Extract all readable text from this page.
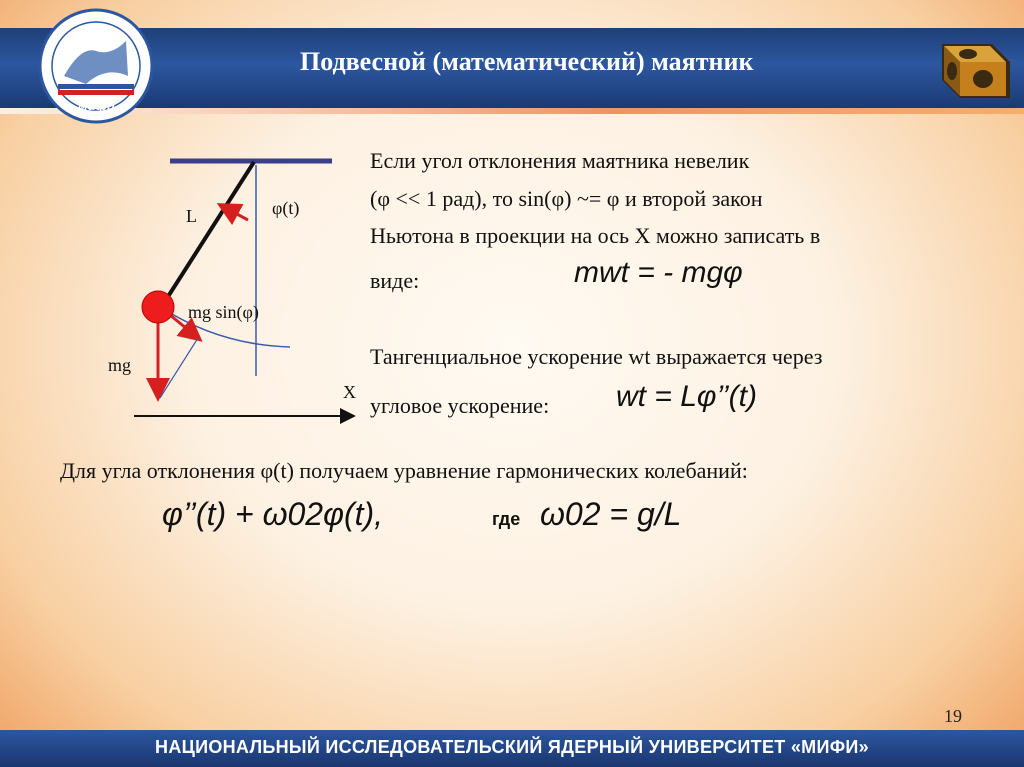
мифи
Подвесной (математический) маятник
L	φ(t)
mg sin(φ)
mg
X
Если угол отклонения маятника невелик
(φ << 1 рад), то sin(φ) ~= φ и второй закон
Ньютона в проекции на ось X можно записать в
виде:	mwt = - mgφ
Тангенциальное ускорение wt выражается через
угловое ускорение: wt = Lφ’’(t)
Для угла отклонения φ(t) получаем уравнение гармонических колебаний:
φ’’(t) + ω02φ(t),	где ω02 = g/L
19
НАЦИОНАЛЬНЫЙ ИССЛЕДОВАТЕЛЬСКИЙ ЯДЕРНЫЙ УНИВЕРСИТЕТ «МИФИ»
··········
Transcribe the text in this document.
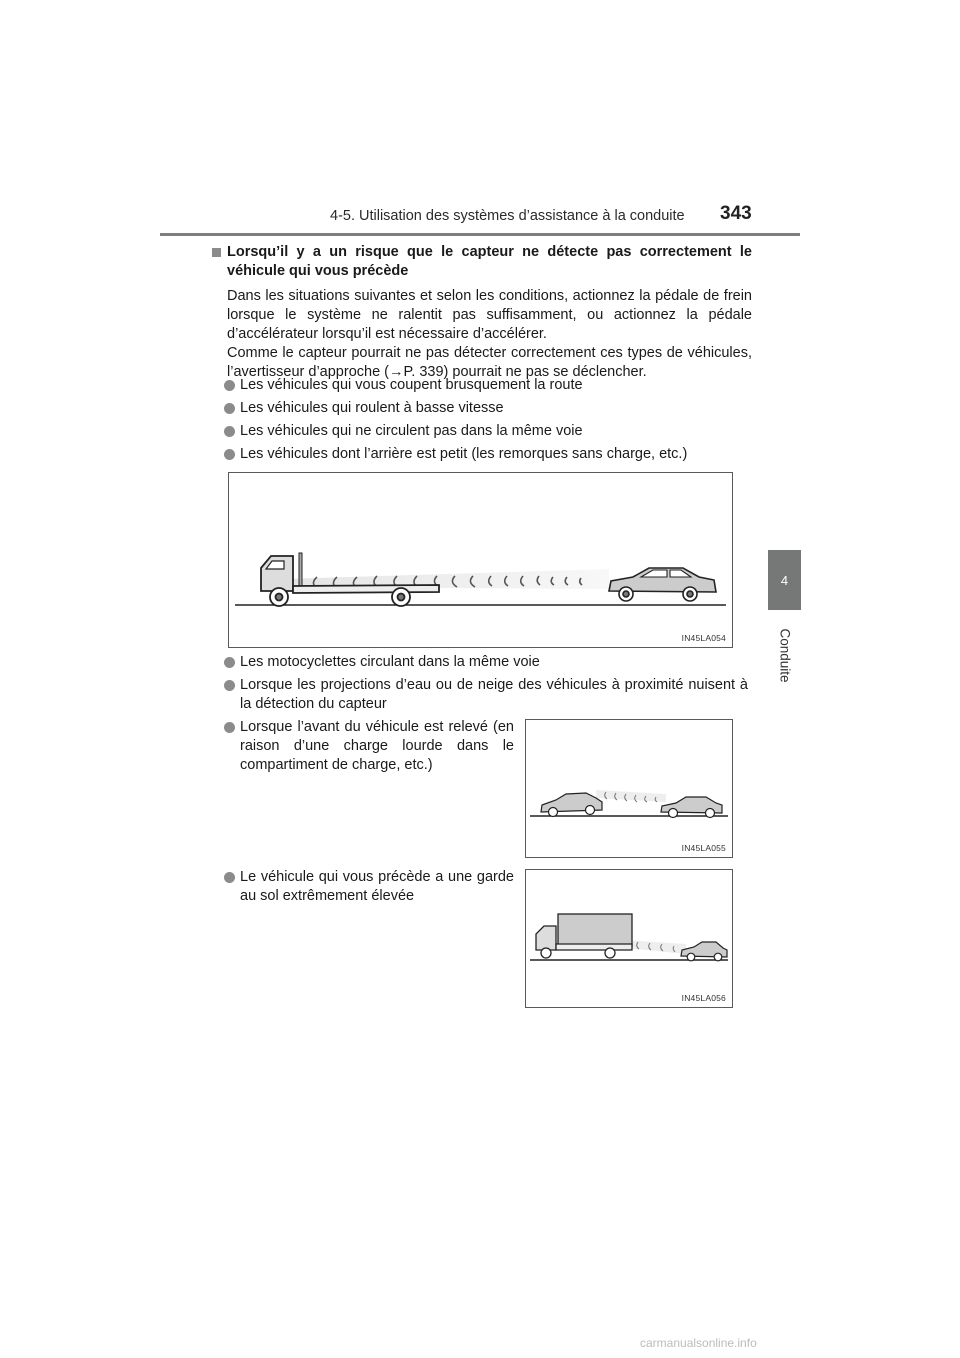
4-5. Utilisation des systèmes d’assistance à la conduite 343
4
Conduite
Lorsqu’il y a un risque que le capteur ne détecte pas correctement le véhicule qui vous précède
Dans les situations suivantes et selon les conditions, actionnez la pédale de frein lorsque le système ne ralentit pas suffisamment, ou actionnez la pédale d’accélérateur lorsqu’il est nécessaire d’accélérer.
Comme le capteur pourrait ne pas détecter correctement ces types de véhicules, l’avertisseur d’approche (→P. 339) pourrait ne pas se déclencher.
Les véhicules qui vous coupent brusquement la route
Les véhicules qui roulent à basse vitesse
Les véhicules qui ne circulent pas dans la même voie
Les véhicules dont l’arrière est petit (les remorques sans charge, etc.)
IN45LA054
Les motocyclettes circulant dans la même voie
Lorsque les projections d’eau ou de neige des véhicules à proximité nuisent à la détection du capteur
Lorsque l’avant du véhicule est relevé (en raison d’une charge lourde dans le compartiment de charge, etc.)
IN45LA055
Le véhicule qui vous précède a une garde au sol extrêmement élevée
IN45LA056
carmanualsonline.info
··········
(EXERCISE DETAILS): Copy all lines of the listing above that contain the string "même".

(WRITTEN ANSWER):
Les véhicules qui ne circulent pas dans la même voie
Les motocyclettes circulant dans la même voie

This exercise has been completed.